* _Aim_: Identify all lines in the data containing the string "megmérése". Copy them out.

# start of Excerpted records

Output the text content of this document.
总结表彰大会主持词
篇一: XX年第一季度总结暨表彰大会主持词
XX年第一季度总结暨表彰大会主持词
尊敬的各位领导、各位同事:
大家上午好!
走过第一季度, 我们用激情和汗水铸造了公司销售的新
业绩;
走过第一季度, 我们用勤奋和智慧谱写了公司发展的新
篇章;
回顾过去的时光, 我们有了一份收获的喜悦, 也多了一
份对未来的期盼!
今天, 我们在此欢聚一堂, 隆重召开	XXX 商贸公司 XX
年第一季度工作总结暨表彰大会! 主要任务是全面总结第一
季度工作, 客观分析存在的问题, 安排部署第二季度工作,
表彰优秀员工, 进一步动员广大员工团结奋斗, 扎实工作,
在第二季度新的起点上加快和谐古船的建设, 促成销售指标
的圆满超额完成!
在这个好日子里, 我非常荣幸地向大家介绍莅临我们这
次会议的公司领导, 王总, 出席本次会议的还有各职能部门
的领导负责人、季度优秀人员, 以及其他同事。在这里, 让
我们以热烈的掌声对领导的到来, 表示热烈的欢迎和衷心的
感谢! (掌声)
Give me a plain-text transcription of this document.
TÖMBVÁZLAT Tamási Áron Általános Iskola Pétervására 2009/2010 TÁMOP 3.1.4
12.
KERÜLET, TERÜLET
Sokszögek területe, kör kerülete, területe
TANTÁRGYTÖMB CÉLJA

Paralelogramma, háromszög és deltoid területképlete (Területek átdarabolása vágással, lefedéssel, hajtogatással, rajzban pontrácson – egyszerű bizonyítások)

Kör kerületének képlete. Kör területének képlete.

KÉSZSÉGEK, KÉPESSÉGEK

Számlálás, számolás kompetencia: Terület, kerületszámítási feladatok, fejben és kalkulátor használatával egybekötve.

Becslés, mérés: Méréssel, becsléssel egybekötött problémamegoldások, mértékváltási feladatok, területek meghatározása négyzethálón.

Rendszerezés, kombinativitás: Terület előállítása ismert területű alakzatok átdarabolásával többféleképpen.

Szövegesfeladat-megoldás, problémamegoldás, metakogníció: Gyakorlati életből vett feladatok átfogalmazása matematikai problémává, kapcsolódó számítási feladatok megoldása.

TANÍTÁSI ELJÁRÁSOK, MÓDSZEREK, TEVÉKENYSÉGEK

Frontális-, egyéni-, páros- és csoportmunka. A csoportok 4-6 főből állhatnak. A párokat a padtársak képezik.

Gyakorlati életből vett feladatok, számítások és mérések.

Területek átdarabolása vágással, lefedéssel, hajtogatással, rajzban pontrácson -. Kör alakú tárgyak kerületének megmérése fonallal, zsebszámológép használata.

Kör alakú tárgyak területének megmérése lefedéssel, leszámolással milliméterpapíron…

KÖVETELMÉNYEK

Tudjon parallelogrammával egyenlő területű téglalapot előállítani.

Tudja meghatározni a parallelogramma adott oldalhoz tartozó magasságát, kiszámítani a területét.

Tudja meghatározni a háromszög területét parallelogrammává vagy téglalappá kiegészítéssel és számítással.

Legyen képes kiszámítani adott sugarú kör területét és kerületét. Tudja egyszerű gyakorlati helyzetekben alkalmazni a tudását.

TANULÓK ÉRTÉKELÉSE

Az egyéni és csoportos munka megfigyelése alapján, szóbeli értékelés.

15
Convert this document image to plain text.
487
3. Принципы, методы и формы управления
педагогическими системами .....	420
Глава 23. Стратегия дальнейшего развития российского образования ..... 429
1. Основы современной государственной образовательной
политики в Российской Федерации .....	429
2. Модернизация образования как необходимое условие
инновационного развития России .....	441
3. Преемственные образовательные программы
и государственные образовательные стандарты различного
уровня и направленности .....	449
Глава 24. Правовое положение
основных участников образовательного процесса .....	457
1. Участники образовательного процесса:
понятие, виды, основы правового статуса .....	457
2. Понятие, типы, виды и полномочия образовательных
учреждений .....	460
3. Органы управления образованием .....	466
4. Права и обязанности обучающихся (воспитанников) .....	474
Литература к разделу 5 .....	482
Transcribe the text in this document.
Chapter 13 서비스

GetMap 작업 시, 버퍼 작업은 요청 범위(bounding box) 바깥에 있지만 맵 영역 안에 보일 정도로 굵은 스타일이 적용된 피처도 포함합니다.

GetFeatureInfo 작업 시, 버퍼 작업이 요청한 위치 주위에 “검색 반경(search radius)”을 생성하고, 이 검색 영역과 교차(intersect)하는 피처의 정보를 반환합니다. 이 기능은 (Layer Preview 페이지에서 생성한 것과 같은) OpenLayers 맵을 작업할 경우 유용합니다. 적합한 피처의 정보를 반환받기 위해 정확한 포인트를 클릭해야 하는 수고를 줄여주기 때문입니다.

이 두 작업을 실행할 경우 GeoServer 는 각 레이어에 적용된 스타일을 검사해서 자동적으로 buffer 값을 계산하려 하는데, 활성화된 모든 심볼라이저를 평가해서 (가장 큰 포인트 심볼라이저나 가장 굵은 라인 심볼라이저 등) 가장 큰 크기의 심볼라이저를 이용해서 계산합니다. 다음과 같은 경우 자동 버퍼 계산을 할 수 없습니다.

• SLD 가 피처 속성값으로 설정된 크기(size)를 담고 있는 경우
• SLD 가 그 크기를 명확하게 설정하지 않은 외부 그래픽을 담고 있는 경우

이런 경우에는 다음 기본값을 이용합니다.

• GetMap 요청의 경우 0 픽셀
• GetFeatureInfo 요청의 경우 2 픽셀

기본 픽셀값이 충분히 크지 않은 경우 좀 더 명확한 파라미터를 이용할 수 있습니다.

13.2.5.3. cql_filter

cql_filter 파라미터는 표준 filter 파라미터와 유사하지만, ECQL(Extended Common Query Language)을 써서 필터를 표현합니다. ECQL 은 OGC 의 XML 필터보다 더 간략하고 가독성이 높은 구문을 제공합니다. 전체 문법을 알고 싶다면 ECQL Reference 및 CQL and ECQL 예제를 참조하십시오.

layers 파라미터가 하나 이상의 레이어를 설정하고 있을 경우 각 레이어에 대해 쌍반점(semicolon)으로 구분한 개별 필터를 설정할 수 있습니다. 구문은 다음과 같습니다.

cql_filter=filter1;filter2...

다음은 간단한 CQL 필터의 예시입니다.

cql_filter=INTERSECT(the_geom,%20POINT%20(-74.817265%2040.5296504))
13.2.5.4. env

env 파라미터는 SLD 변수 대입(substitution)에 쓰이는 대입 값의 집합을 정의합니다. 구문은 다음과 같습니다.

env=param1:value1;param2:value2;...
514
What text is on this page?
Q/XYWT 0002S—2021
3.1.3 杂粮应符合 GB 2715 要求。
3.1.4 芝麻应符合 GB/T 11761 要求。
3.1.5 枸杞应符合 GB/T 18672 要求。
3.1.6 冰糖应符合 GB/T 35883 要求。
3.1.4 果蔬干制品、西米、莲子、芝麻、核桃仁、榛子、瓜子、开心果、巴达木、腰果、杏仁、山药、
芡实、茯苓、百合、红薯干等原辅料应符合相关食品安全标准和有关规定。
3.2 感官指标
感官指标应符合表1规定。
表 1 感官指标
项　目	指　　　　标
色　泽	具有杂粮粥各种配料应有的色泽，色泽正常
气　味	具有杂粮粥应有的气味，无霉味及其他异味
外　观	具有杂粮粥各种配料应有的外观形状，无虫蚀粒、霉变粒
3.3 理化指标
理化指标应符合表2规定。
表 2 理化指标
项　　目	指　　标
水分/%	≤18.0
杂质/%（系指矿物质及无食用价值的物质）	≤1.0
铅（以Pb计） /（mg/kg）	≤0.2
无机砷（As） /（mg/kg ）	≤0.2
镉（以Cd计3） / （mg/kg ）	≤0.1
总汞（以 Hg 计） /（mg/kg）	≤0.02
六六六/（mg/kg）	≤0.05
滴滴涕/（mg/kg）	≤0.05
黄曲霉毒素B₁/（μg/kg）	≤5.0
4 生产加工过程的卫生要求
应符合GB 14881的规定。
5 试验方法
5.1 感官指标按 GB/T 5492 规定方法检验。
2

# end of Excerpted records

* _Correct result_:
Területek átdarabolása vágással, lefedéssel, hajtogatással, rajzban pontrácson -. Kör alakú tárgyak kerületének megmérése fonallal, zsebszámológép használata.
Kör alakú tárgyak területének megmérése lefedéssel, leszámolással milliméterpapíron…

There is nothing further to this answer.